What is expected
Please pull out every line that includes the string "blandit".
******************************
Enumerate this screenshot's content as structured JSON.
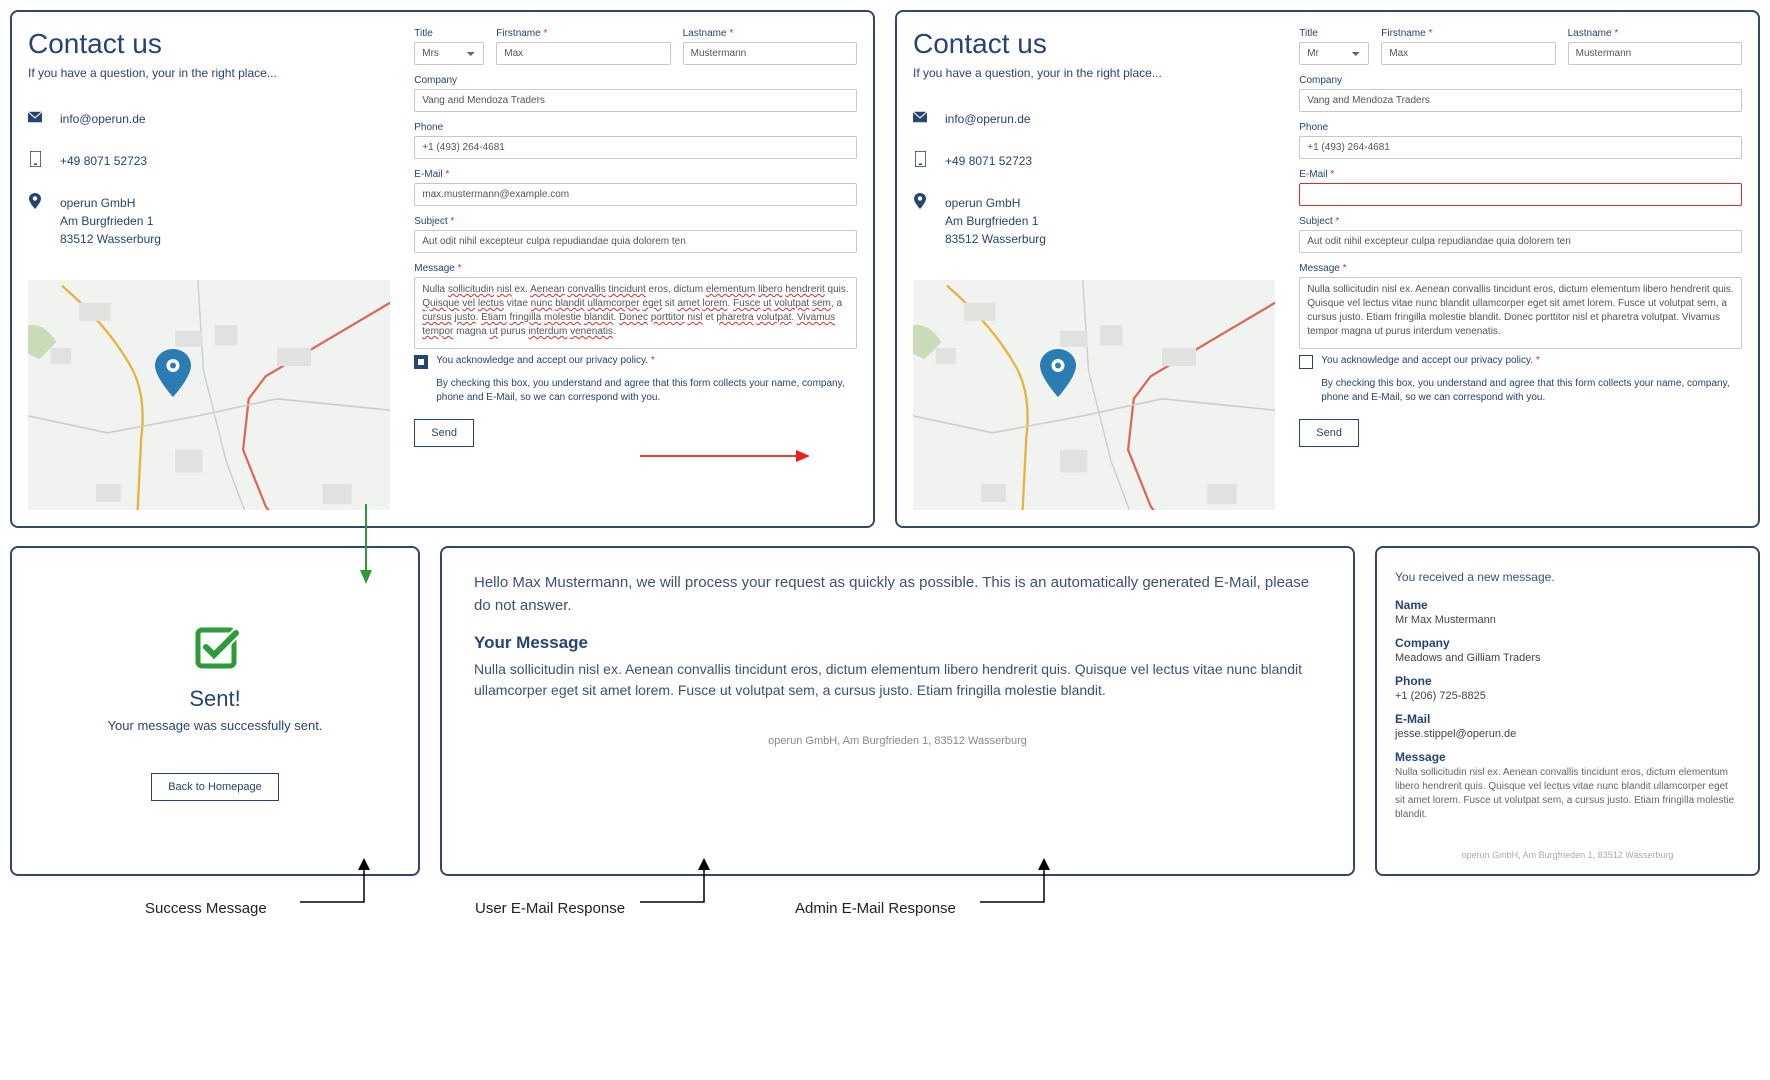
{
  "form": {
    "title": "Contact us",
    "subtitle": "If you have a question, your in the right place...",
    "email": "info@operun.de",
    "phone": "+49 8071 52723",
    "address_line1": "operun GmbH",
    "address_line2": "Am Burgfrieden 1",
    "address_line3": "83512 Wasserburg",
    "labels": {
      "title": "Title",
      "firstname": "Firstname",
      "lastname": "Lastname",
      "company": "Company",
      "phone": "Phone",
      "email": "E-Mail",
      "subject": "Subject",
      "message": "Message"
    },
    "values_a": {
      "title": "Mrs",
      "firstname": "Max",
      "lastname": "Mustermann",
      "company": "Vang and Mendoza Traders",
      "phone": "+1 (493) 264-4681",
      "email": "max.mustermann@example.com",
      "subject": "Aut odit nihil excepteur culpa repudiandae quia dolorem ten",
      "checkbox": true
    },
    "values_b": {
      "title": "Mr",
      "firstname": "Max",
      "lastname": "Mustermann",
      "company": "Vang and Mendoza Traders",
      "phone": "+1 (493) 264-4681",
      "email": "",
      "subject": "Aut odit nihil excepteur culpa repudiandae quia dolorem ten",
      "checkbox": false
    },
    "message_text": "Nulla sollicitudin nisl ex. Aenean convallis tincidunt eros, dictum elementum libero hendrerit quis. Quisque vel lectus vitae nunc blandit ullamcorper eget sit amet lorem. Fusce ut volutpat sem, a cursus justo. Etiam fringilla molestie blandit. Donec porttitor nisl et pharetra volutpat. Vivamus tempor magna ut purus interdum venenatis.",
    "privacy_label": "You acknowledge and accept our privacy policy.",
    "privacy_help": "By checking this box, you understand and agree that this form collects your name, company, phone and E-Mail, so we can correspond with you.",
    "send_label": "Send"
  },
  "success": {
    "title": "Sent!",
    "text": "Your message was successfully sent.",
    "button": "Back to Homepage"
  },
  "user_email": {
    "greeting": "Hello Max Mustermann, we will process your request as quickly as possible. This is an automatically generated E-Mail, please do not answer.",
    "heading": "Your Message",
    "body": "Nulla sollicitudin nisl ex. Aenean convallis tincidunt eros, dictum elementum libero hendrerit quis. Quisque vel lectus vitae nunc blandit ullamcorper eget sit amet lorem. Fusce ut volutpat sem, a cursus justo. Etiam fringilla molestie blandit.",
    "footer": "operun GmbH, Am Burgfrieden 1, 83512 Wasserburg"
  },
  "admin_email": {
    "top": "You received a new message.",
    "name_label": "Name",
    "name": "Mr Max Mustermann",
    "company_label": "Company",
    "company": "Meadows and Gilliam Traders",
    "phone_label": "Phone",
    "phone": "+1 (206) 725-8825",
    "email_label": "E-Mail",
    "email": "jesse.stippel@operun.de",
    "message_label": "Message",
    "message": "Nulla sollicitudin nisl ex. Aenean convallis tincidunt eros, dictum elementum libero hendrerit quis. Quisque vel lectus vitae nunc blandit ullamcorper eget sit amet lorem. Fusce ut volutpat sem, a cursus justo. Etiam fringilla molestie blandit.",
    "footer": "operun GmbH, Am Burgfrieden 1, 83512 Wasserburg"
  },
  "captions": {
    "success": "Success Message",
    "user": "User E-Mail Response",
    "admin": "Admin E-Mail Response"
  }
}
******************************
Task answer
    "message_text": "Nulla sollicitudin nisl ex. Aenean convallis tincidunt eros, dictum elementum libero hendrerit quis. Quisque vel lectus vitae nunc blandit ullamcorper eget sit amet lorem. Fusce ut volutpat sem, a cursus justo. Etiam fringilla molestie blandit. Donec porttitor nisl et pharetra volutpat. Vivamus tempor magna ut purus interdum venenatis.",
    "body": "Nulla sollicitudin nisl ex. Aenean convallis tincidunt eros, dictum elementum libero hendrerit quis. Quisque vel lectus vitae nunc blandit ullamcorper eget sit amet lorem. Fusce ut volutpat sem, a cursus justo. Etiam fringilla molestie blandit.",
    "message": "Nulla sollicitudin nisl ex. Aenean convallis tincidunt eros, dictum elementum libero hendrerit quis. Quisque vel lectus vitae nunc blandit ullamcorper eget sit amet lorem. Fusce ut volutpat sem, a cursus justo. Etiam fringilla molestie blandit.",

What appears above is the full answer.